• _WORK TO DO_
Write out, precisely and in full, each line of the material.

─── ENTRIES PROVIDED ───

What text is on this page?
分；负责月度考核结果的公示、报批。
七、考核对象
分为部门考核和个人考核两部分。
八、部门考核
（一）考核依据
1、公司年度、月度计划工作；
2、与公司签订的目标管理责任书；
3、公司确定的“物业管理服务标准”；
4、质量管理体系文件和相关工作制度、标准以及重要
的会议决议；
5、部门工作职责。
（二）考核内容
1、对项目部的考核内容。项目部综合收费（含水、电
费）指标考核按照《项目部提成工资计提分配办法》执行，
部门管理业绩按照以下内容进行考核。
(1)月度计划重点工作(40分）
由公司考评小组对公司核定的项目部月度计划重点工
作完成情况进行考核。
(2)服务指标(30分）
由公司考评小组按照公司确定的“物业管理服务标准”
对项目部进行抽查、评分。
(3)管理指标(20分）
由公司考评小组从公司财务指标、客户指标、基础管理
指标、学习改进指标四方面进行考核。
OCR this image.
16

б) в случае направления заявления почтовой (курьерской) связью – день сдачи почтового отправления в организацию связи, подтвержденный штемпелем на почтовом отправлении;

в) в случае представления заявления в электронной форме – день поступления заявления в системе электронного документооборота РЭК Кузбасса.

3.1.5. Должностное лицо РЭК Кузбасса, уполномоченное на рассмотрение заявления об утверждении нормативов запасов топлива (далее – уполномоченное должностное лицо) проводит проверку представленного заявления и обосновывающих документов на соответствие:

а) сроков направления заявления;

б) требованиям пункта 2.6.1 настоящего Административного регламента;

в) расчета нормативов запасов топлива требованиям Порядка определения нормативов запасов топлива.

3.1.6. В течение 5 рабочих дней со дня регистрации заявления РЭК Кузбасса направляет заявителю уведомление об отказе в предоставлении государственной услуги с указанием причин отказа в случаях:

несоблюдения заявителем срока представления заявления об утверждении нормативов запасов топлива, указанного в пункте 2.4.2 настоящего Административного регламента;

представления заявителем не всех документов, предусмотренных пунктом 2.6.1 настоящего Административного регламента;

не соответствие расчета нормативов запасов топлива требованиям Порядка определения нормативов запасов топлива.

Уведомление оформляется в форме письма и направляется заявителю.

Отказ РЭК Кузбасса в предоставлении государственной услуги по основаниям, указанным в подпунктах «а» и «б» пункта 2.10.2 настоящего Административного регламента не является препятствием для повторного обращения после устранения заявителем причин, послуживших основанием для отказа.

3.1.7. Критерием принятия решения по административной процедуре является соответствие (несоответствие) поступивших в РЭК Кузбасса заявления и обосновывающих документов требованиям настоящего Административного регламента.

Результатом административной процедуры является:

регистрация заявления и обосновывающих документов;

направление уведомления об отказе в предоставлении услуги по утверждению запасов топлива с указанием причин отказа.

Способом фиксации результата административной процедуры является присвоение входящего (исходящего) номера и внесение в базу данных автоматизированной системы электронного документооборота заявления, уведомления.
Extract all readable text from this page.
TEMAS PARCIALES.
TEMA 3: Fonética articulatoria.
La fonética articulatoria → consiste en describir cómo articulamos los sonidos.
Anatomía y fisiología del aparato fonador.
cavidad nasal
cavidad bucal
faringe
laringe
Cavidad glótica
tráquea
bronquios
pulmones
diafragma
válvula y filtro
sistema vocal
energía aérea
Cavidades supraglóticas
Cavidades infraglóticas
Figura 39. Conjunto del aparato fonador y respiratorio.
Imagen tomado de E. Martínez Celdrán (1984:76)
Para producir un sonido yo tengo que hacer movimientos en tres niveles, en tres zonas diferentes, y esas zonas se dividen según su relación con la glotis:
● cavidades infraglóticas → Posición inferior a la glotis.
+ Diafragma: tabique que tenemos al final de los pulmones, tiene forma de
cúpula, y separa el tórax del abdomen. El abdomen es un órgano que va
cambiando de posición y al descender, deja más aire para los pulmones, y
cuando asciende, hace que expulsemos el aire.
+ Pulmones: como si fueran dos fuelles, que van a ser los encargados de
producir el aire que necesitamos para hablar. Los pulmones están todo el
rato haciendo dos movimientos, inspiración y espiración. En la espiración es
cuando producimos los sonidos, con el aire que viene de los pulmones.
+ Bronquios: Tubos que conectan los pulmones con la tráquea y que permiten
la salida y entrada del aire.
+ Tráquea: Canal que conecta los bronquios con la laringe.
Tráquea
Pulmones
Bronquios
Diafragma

───

• _EXERCISE RESPONSE_
What text is on this page?
分；负责月度考核结果的公示、报批。
七、考核对象
分为部门考核和个人考核两部分。
八、部门考核
（一）考核依据
1、公司年度、月度计划工作；
2、与公司签订的目标管理责任书；
3、公司确定的“物业管理服务标准”；
4、质量管理体系文件和相关工作制度、标准以及重要
的会议决议；
5、部门工作职责。
（二）考核内容
1、对项目部的考核内容。项目部综合收费（含水、电
费）指标考核按照《项目部提成工资计提分配办法》执行，
部门管理业绩按照以下内容进行考核。
(1)月度计划重点工作(40分）
由公司考评小组对公司核定的项目部月度计划重点工
作完成情况进行考核。
(2)服务指标(30分）
由公司考评小组按照公司确定的“物业管理服务标准”
对项目部进行抽查、评分。
(3)管理指标(20分）
由公司考评小组从公司财务指标、客户指标、基础管理
指标、学习改进指标四方面进行考核。
OCR this image.
16

б) в случае направления заявления почтовой (курьерской) связью – день сдачи почтового отправления в организацию связи, подтвержденный штемпелем на почтовом отправлении;

в) в случае представления заявления в электронной форме – день поступления заявления в системе электронного документооборота РЭК Кузбасса.

3.1.5. Должностное лицо РЭК Кузбасса, уполномоченное на рассмотрение заявления об утверждении нормативов запасов топлива (далее – уполномоченное должностное лицо) проводит проверку представленного заявления и обосновывающих документов на соответствие:

а) сроков направления заявления;

б) требованиям пункта 2.6.1 настоящего Административного регламента;

в) расчета нормативов запасов топлива требованиям Порядка определения нормативов запасов топлива.

3.1.6. В течение 5 рабочих дней со дня регистрации заявления РЭК Кузбасса направляет заявителю уведомление об отказе в предоставлении государственной услуги с указанием причин отказа в случаях:

несоблюдения заявителем срока представления заявления об утверждении нормативов запасов топлива, указанного в пункте 2.4.2 настоящего Административного регламента;

представления заявителем не всех документов, предусмотренных пунктом 2.6.1 настоящего Административного регламента;

не соответствие расчета нормативов запасов топлива требованиям Порядка определения нормативов запасов топлива.

Уведомление оформляется в форме письма и направляется заявителю.

Отказ РЭК Кузбасса в предоставлении государственной услуги по основаниям, указанным в подпунктах «а» и «б» пункта 2.10.2 настоящего Административного регламента не является препятствием для повторного обращения после устранения заявителем причин, послуживших основанием для отказа.

3.1.7. Критерием принятия решения по административной процедуре является соответствие (несоответствие) поступивших в РЭК Кузбасса заявления и обосновывающих документов требованиям настоящего Административного регламента.

Результатом административной процедуры является:

регистрация заявления и обосновывающих документов;

направление уведомления об отказе в предоставлении услуги по утверждению запасов топлива с указанием причин отказа.

Способом фиксации результата административной процедуры является присвоение входящего (исходящего) номера и внесение в базу данных автоматизированной системы электронного документооборота заявления, уведомления.
Extract all readable text from this page.
TEMAS PARCIALES.
TEMA 3: Fonética articulatoria.
La fonética articulatoria → consiste en describir cómo articulamos los sonidos.
Anatomía y fisiología del aparato fonador.
cavidad nasal
cavidad bucal
faringe
laringe
Cavidad glótica
tráquea
bronquios
pulmones
diafragma
válvula y filtro
sistema vocal
energía aérea
Cavidades supraglóticas
Cavidades infraglóticas
Figura 39. Conjunto del aparato fonador y respiratorio.
Imagen tomado de E. Martínez Celdrán (1984:76)
Para producir un sonido yo tengo que hacer movimientos en tres niveles, en tres zonas diferentes, y esas zonas se dividen según su relación con la glotis:
● cavidades infraglóticas → Posición inferior a la glotis.
+ Diafragma: tabique que tenemos al final de los pulmones, tiene forma de
cúpula, y separa el tórax del abdomen. El abdomen es un órgano que va
cambiando de posición y al descender, deja más aire para los pulmones, y
cuando asciende, hace que expulsemos el aire.
+ Pulmones: como si fueran dos fuelles, que van a ser los encargados de
producir el aire que necesitamos para hablar. Los pulmones están todo el
rato haciendo dos movimientos, inspiración y espiración. En la espiración es
cuando producimos los sonidos, con el aire que viene de los pulmones.
+ Bronquios: Tubos que conectan los pulmones con la tráquea y que permiten
la salida y entrada del aire.
+ Tráquea: Canal que conecta los bronquios con la laringe.
Tráquea
Pulmones
Bronquios
Diafragma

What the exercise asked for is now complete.